--- begin RECORDS PROVIDED ---

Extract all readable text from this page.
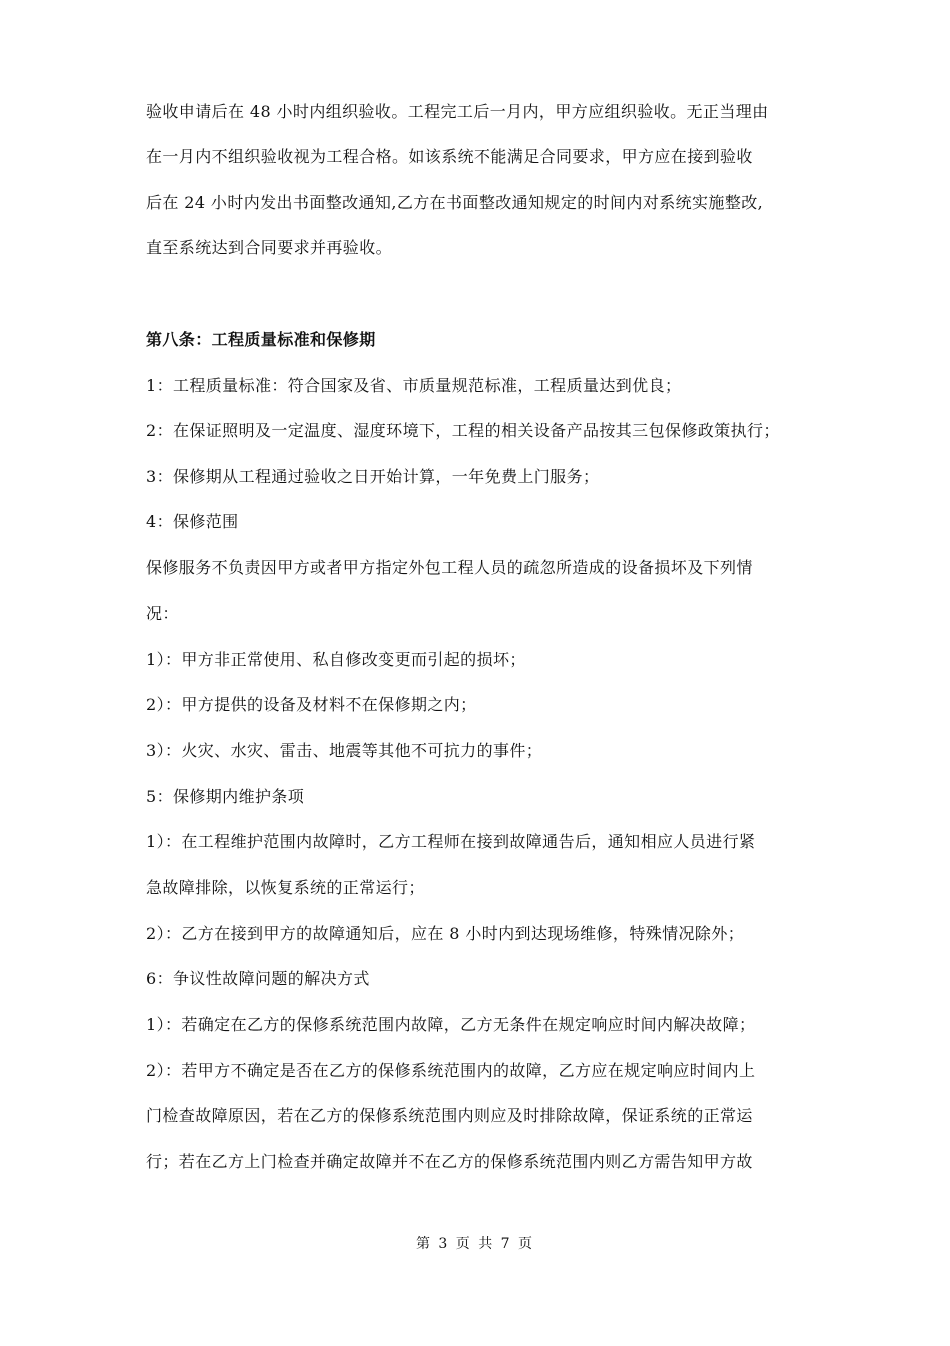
验收申请后在 48 小时内组织验收。工程完工后一月内，甲方应组织验收。无正当理由
在一月内不组织验收视为工程合格。如该系统不能满足合同要求，甲方应在接到验收
后在 24 小时内发出书面整改通知,乙方在书面整改通知规定的时间内对系统实施整改,
直至系统达到合同要求并再验收。
第八条：工程质量标准和保修期
1：工程质量标准：符合国家及省、市质量规范标准，工程质量达到优良；
2：在保证照明及一定温度、湿度环境下，工程的相关设备产品按其三包保修政策执行；
3：保修期从工程通过验收之日开始计算，一年免费上门服务；
4：保修范围
保修服务不负责因甲方或者甲方指定外包工程人员的疏忽所造成的设备损坏及下列情
况：
1）：甲方非正常使用、私自修改变更而引起的损坏；
2）：甲方提供的设备及材料不在保修期之内；
3）：火灾、水灾、雷击、地震等其他不可抗力的事件；
5：保修期内维护条项
1）：在工程维护范围内故障时，乙方工程师在接到故障通告后，通知相应人员进行紧
急故障排除，以恢复系统的正常运行；
2）：乙方在接到甲方的故障通知后，应在 8 小时内到达现场维修，特殊情况除外；
6：争议性故障问题的解决方式
1）：若确定在乙方的保修系统范围内故障，乙方无条件在规定响应时间内解决故障；
2）：若甲方不确定是否在乙方的保修系统范围内的故障，乙方应在规定响应时间内上
门检查故障原因，若在乙方的保修系统范围内则应及时排除故障，保证系统的正常运
行；若在乙方上门检查并确定故障并不在乙方的保修系统范围内则乙方需告知甲方故
第 3 页 共 7 页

--- end RECORDS PROVIDED ---

■ **WHAT IS REQUIRED**: The listing above must be printed again exactly, minus its pictures.

■ **THE RESULT**:
Extract all readable text from this page.
验收申请后在 48 小时内组织验收。工程完工后一月内，甲方应组织验收。无正当理由
在一月内不组织验收视为工程合格。如该系统不能满足合同要求，甲方应在接到验收
后在 24 小时内发出书面整改通知,乙方在书面整改通知规定的时间内对系统实施整改,
直至系统达到合同要求并再验收。
第八条：工程质量标准和保修期
1：工程质量标准：符合国家及省、市质量规范标准，工程质量达到优良；
2：在保证照明及一定温度、湿度环境下，工程的相关设备产品按其三包保修政策执行；
3：保修期从工程通过验收之日开始计算，一年免费上门服务；
4：保修范围
保修服务不负责因甲方或者甲方指定外包工程人员的疏忽所造成的设备损坏及下列情
况：
1）：甲方非正常使用、私自修改变更而引起的损坏；
2）：甲方提供的设备及材料不在保修期之内；
3）：火灾、水灾、雷击、地震等其他不可抗力的事件；
5：保修期内维护条项
1）：在工程维护范围内故障时，乙方工程师在接到故障通告后，通知相应人员进行紧
急故障排除，以恢复系统的正常运行；
2）：乙方在接到甲方的故障通知后，应在 8 小时内到达现场维修，特殊情况除外；
6：争议性故障问题的解决方式
1）：若确定在乙方的保修系统范围内故障，乙方无条件在规定响应时间内解决故障；
2）：若甲方不确定是否在乙方的保修系统范围内的故障，乙方应在规定响应时间内上
门检查故障原因，若在乙方的保修系统范围内则应及时排除故障，保证系统的正常运
行；若在乙方上门检查并确定故障并不在乙方的保修系统范围内则乙方需告知甲方故
第 3 页 共 7 页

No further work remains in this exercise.